## Job
Find every line with the word "élue". Copy those lines.

## Input rows
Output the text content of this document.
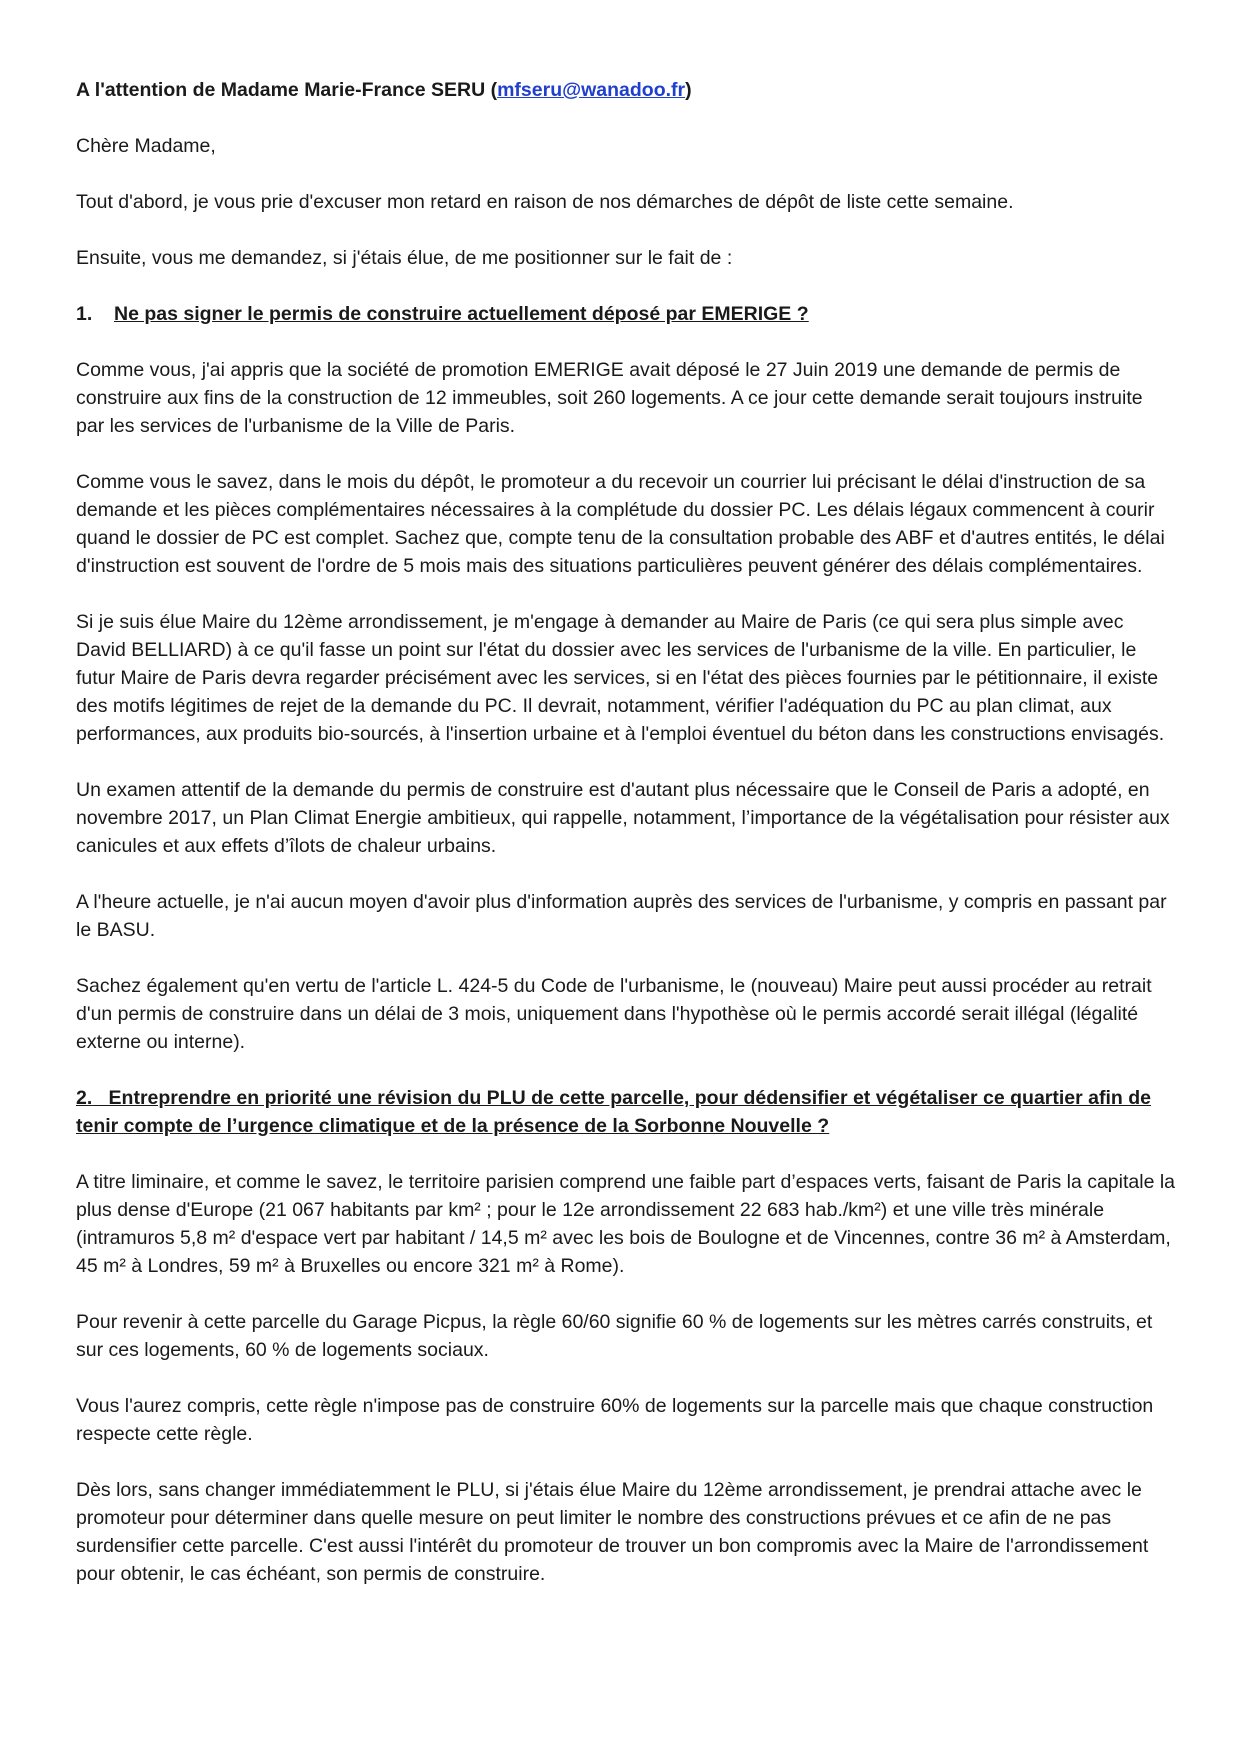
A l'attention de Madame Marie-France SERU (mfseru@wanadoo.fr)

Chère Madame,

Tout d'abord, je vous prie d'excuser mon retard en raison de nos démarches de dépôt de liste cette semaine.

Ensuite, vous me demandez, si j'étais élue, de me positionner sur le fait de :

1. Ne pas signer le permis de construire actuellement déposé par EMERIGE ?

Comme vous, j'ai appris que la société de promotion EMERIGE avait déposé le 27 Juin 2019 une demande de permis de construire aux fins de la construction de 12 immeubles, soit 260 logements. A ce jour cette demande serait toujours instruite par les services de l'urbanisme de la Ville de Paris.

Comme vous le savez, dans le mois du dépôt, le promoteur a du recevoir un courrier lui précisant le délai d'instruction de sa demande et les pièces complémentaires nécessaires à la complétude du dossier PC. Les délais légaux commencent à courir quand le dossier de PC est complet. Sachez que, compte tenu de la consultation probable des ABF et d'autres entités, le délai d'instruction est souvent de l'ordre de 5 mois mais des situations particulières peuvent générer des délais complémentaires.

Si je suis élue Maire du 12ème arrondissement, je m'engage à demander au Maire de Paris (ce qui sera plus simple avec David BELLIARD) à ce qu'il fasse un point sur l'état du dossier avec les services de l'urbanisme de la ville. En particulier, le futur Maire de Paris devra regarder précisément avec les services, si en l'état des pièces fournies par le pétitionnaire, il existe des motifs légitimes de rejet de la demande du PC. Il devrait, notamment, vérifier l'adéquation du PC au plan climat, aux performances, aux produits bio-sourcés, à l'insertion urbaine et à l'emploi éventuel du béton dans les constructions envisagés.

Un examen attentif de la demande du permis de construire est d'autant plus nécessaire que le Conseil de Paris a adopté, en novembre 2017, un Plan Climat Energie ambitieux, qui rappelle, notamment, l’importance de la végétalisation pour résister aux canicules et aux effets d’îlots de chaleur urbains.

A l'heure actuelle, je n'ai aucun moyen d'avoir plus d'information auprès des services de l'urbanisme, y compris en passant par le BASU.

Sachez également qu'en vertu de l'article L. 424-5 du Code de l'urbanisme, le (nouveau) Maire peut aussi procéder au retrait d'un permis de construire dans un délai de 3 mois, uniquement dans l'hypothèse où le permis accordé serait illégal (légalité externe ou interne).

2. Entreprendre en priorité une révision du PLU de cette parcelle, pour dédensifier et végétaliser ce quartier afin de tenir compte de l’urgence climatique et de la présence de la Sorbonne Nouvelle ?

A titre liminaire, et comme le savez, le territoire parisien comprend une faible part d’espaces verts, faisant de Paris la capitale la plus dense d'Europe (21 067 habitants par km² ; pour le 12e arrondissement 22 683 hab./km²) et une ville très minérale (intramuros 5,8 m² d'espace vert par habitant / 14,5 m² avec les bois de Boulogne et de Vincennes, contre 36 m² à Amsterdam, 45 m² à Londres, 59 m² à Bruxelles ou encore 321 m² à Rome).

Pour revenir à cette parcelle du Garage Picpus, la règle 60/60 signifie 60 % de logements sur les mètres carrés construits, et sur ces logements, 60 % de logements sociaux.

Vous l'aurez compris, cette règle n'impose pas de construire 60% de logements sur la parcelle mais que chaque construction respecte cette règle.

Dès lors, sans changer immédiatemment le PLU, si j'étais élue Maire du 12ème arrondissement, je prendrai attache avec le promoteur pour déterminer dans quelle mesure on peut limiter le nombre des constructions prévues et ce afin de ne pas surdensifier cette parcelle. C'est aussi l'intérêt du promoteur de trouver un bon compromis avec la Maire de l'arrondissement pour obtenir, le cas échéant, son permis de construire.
==
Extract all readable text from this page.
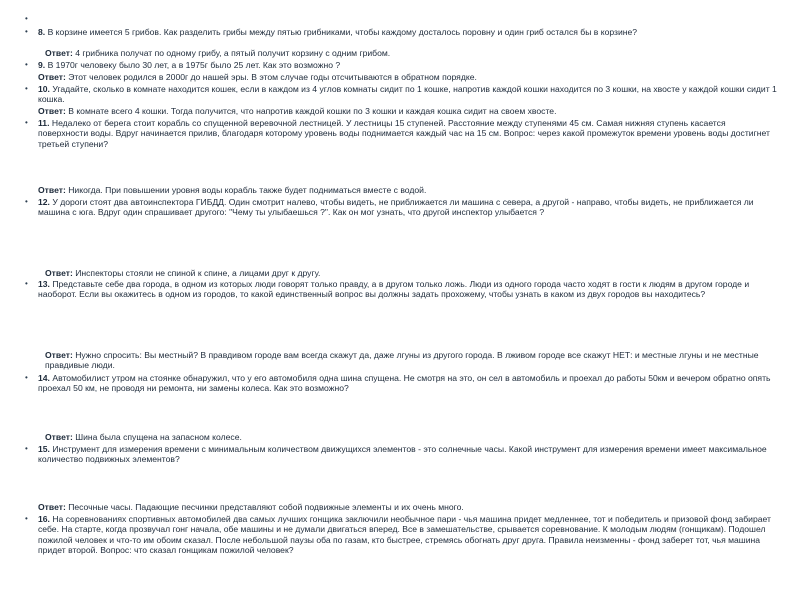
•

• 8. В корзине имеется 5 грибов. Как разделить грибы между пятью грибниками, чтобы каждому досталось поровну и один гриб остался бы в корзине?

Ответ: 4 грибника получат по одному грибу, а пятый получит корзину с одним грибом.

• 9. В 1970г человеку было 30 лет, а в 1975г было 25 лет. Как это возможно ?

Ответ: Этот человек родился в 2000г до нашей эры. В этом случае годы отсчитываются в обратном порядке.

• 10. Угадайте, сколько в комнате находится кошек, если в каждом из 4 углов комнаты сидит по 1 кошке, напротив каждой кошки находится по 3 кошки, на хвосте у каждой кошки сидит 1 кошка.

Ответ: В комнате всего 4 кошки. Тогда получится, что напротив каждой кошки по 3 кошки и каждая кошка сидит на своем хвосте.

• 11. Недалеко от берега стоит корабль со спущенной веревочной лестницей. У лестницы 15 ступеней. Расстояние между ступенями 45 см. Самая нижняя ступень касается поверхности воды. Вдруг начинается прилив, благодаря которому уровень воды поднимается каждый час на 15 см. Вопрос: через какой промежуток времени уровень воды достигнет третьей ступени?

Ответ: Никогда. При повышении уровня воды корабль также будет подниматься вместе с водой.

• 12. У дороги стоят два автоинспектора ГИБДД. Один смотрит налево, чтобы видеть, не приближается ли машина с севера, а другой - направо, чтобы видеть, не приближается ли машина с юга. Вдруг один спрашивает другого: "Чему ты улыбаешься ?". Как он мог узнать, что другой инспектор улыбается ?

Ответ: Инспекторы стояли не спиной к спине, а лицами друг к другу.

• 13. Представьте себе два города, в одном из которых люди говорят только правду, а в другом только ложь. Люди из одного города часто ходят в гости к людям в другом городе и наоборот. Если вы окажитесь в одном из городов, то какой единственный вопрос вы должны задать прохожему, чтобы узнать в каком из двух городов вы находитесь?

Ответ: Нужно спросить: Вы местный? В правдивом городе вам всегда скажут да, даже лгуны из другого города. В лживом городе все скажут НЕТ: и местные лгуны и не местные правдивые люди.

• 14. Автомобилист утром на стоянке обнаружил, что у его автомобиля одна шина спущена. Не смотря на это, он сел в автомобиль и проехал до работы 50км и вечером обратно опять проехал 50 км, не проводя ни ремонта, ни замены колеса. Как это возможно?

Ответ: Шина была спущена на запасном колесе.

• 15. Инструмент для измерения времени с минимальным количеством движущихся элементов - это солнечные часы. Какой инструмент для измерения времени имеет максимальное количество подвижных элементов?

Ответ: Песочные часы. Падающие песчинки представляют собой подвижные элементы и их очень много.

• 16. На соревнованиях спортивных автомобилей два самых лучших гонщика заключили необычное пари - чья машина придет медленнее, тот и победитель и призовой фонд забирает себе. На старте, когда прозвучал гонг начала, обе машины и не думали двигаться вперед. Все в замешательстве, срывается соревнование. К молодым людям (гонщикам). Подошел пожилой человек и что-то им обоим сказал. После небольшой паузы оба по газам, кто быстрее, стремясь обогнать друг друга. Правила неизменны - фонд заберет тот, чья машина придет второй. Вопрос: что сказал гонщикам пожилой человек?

## Solution to this problem
Ensuite, vous me demandez, si j'étais élue, de me positionner sur le fait de :
Si je suis élue Maire du 12ème arrondissement, je m'engage à demander au Maire de Paris (ce qui sera plus simple avec David BELLIARD) à ce qu'il fasse un point sur l'état du dossier avec les services de l'urbanisme de la ville. En particulier, le futur Maire de Paris devra regarder précisément avec les services, si en l'état des pièces fournies par le pétitionnaire, il existe des motifs légitimes de rejet de la demande du PC. Il devrait, notamment, vérifier l'adéquation du PC au plan climat, aux performances, aux produits bio-sourcés, à l'insertion urbaine et à l'emploi éventuel du béton dans les constructions envisagés.
Dès lors, sans changer immédiatemment le PLU, si j'étais élue Maire du 12ème arrondissement, je prendrai attache avec le promoteur pour déterminer dans quelle mesure on peut limiter le nombre des constructions prévues et ce afin de ne pas surdensifier cette parcelle. C'est aussi l'intérêt du promoteur de trouver un bon compromis avec la Maire de l'arrondissement pour obtenir, le cas échéant, son permis de construire.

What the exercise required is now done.